Goal: Gather all lines from the material that contain the word "Arquitectura".

Available records:
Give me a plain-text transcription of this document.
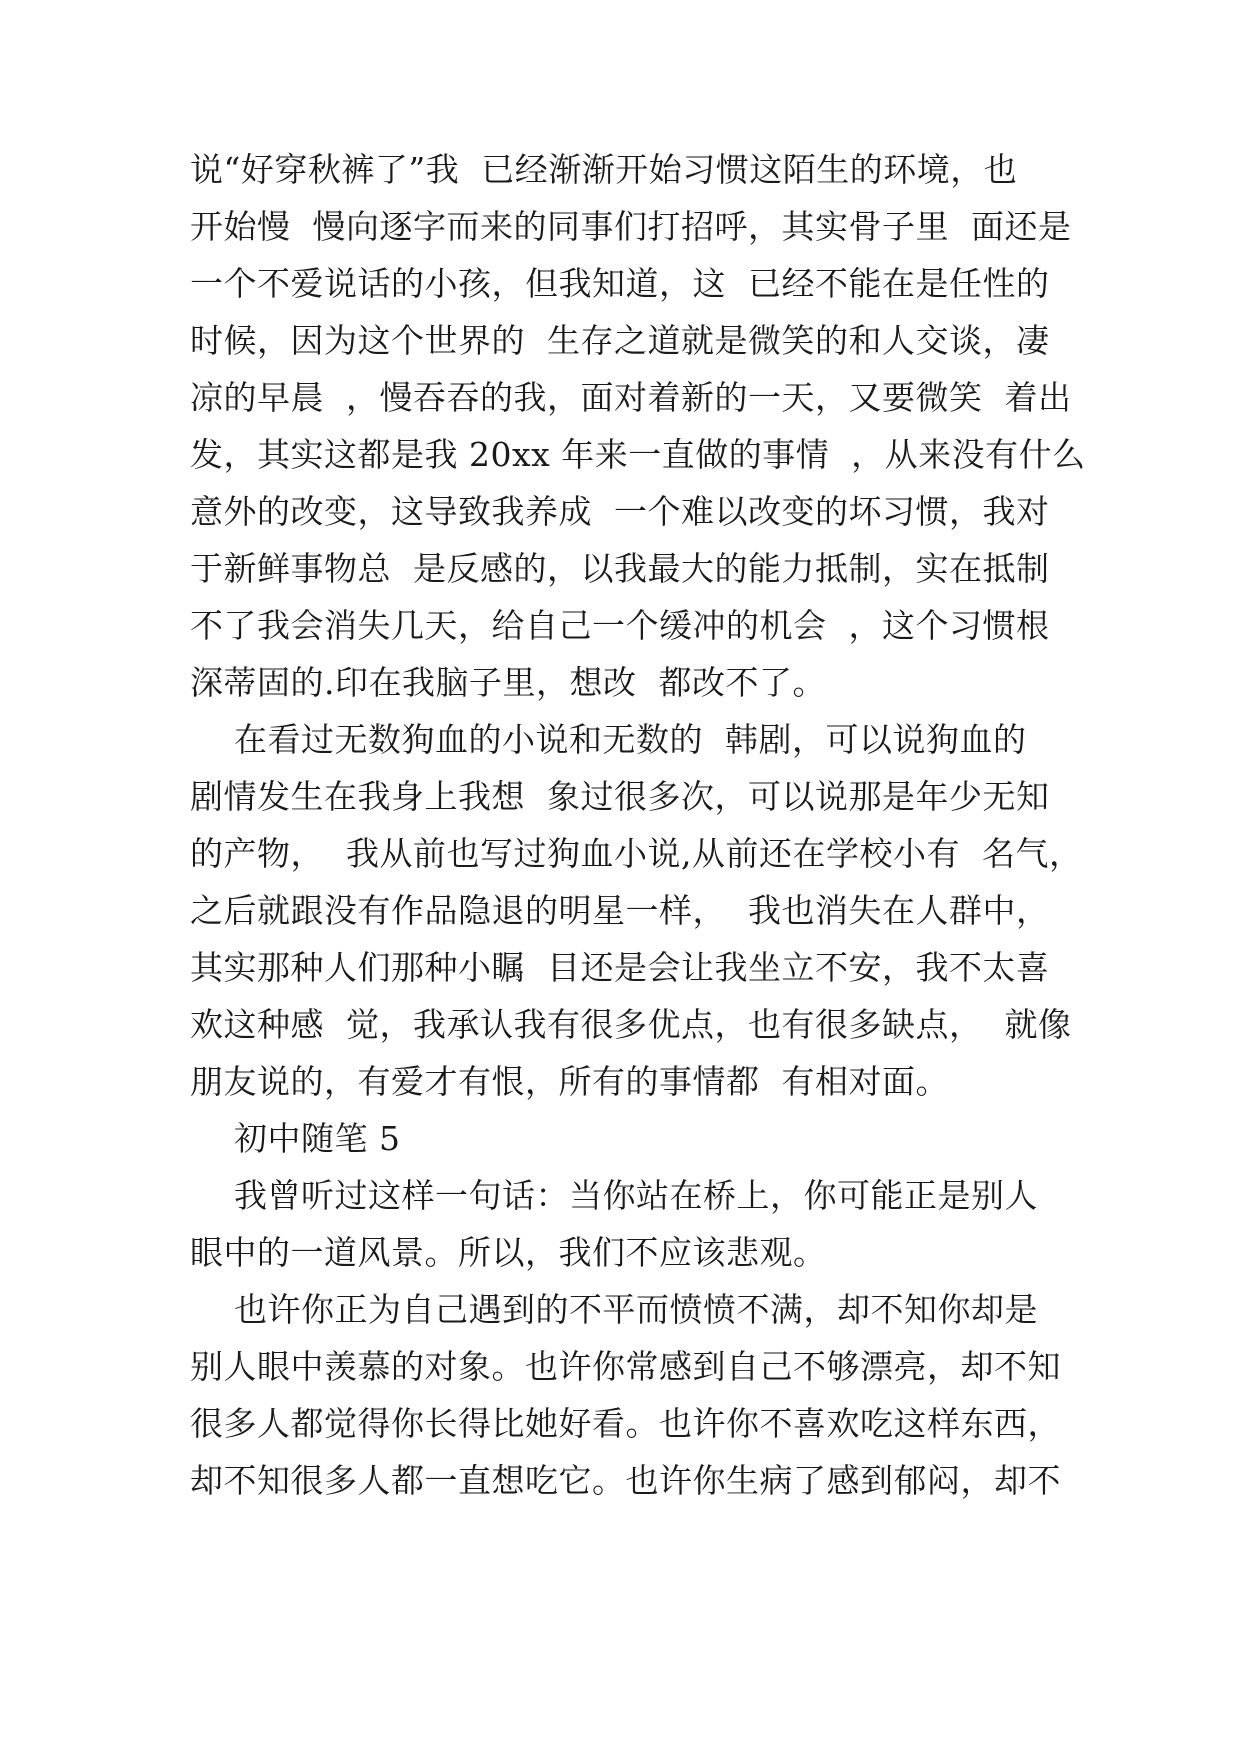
说“好穿秋裤了”我  已经渐渐开始习惯这陌生的环境，也
开始慢  慢向逐字而来的同事们打招呼，其实骨子里  面还是
一个不爱说话的小孩，但我知道，这  已经不能在是任性的
时候，因为这个世界的  生存之道就是微笑的和人交谈，凄
凉的早晨  ，慢吞吞的我，面对着新的一天，又要微笑  着出
发，其实这都是我 20xx 年来一直做的事情  ，从来没有什么
意外的改变，这导致我养成  一个难以改变的坏习惯，我对
于新鲜事物总  是反感的，以我最大的能力抵制，实在抵制
不了我会消失几天，给自己一个缓冲的机会  ，这个习惯根
深蒂固的.印在我脑子里，想改  都改不了。
在看过无数狗血的小说和无数的  韩剧，可以说狗血的
剧情发生在我身上我想  象过很多次，可以说那是年少无知
的产物，  我从前也写过狗血小说,从前还在学校小有  名气，
之后就跟没有作品隐退的明星一样，  我也消失在人群中，
其实那种人们那种小瞩  目还是会让我坐立不安，我不太喜
欢这种感  觉，我承认我有很多优点，也有很多缺点，  就像
朋友说的，有爱才有恨，所有的事情都  有相对面。
初中随笔 5
我曾听过这样一句话：当你站在桥上，你可能正是别人
眼中的一道风景。所以，我们不应该悲观。
也许你正为自己遇到的不平而愤愤不满，却不知你却是
别人眼中羡慕的对象。也许你常感到自己不够漂亮，却不知
很多人都觉得你长得比她好看。也许你不喜欢吃这样东西，
却不知很多人都一直想吃它。也许你生病了感到郁闷，却不
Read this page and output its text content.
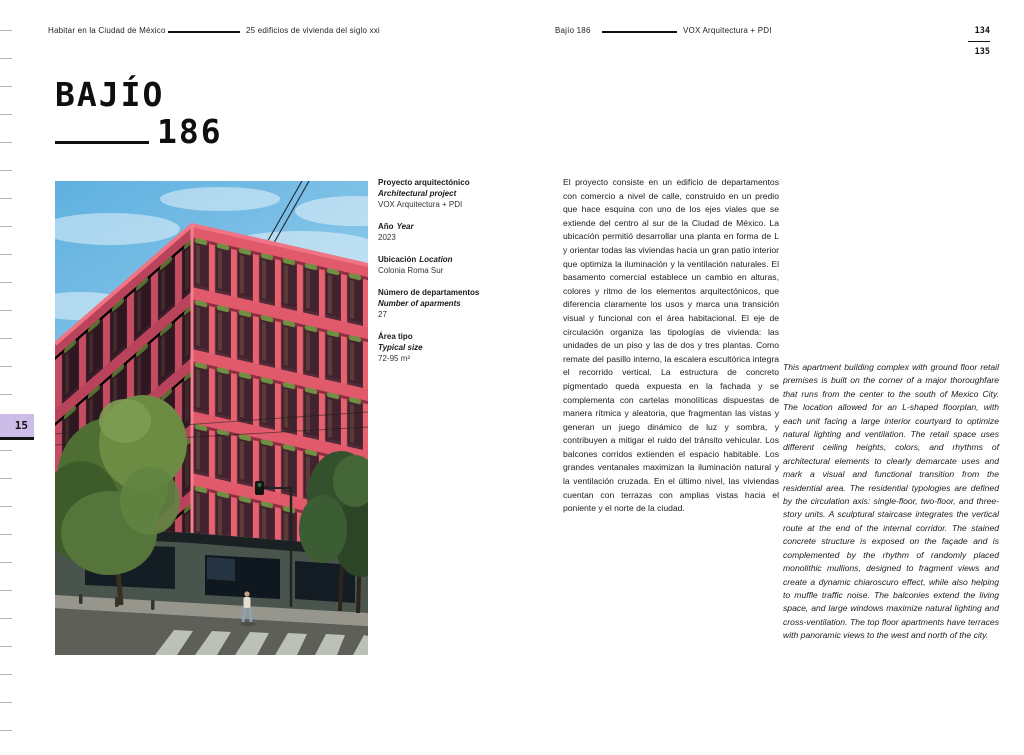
15
Habitar en la Ciudad de México	25 edificios de vivienda del siglo xxi	Bajío 186	VOX Arquitectura + PDI	134
135
BAJÍO
186
Proyecto arquitectónico
Architectural project
VOX Arquitectura + PDI
Año Year
2023
Ubicación Location
Colonia Roma Sur
Número de departamentos
Number of aparments
27
Área tipo
Typical size
72-95 m²
El proyecto consiste en un edificio de departamentos con comercio a nivel de calle, construido en un predio que hace esquina con uno de los ejes viales que se extiende del centro al sur de la Ciudad de México. La ubicación permitió desarrollar una planta en forma de L y orientar todas las viviendas hacia un gran patio interior que optimiza la iluminación y la ventilación naturales. El basamento comercial establece un cambio en alturas, colores y ritmo de los elementos arquitectónicos, que diferencia claramente los usos y marca una transición visual y funcional con el área habitacional. El eje de circulación organiza las tipologías de vivienda: las unidades de un piso y las de dos y tres plantas. Como remate del pasillo interno, la escalera escultórica integra el recorrido vertical. La estructura de concreto pigmentado queda expuesta en la fachada y se complementa con cartelas monolíticas dispuestas de manera rítmica y aleatoria, que fragmentan las vistas y generan un juego dinámico de luz y sombra, y contribuyen a mitigar el ruido del tránsito vehicular. Los balcones corridos extienden el espacio habitable. Los grandes ventanales maximizan la iluminación natural y la ventilación cruzada. En el último nivel, las viviendas cuentan con terrazas con amplias vistas hacia el poniente y el norte de la ciudad.
This apartment building complex with ground floor retail premises is built on the corner of a major thoroughfare that runs from the center to the south of Mexico City. The location allowed for an L-shaped floorplan, with each unit facing a large interior courtyard to optimize natural lighting and ventilation. The retail space uses different ceiling heights, colors, and rhythms of architectural elements to clearly demarcate uses and mark a visual and functional transition from the residential area. The residential typologies are defined by the circulation axis: single-floor, two-floor, and three-story units. A sculptural staircase integrates the vertical route at the end of the internal corridor. The stained concrete structure is exposed on the façade and is complemented by the rhythm of randomly placed monolithic mullions, designed to fragment views and create a dynamic chiaroscuro effect, while also helping to muffle traffic noise. The balconies extend the living space, and large windows maximize natural lighting and cross-ventilation. The top floor apartments have terraces with panoramic views to the west and north of the city.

Solution for this problem:
Habitar en la Ciudad de México	25 edificios de vivienda del siglo xxi	Bajío 186	VOX Arquitectura + PDI	134
VOX Arquitectura + PDI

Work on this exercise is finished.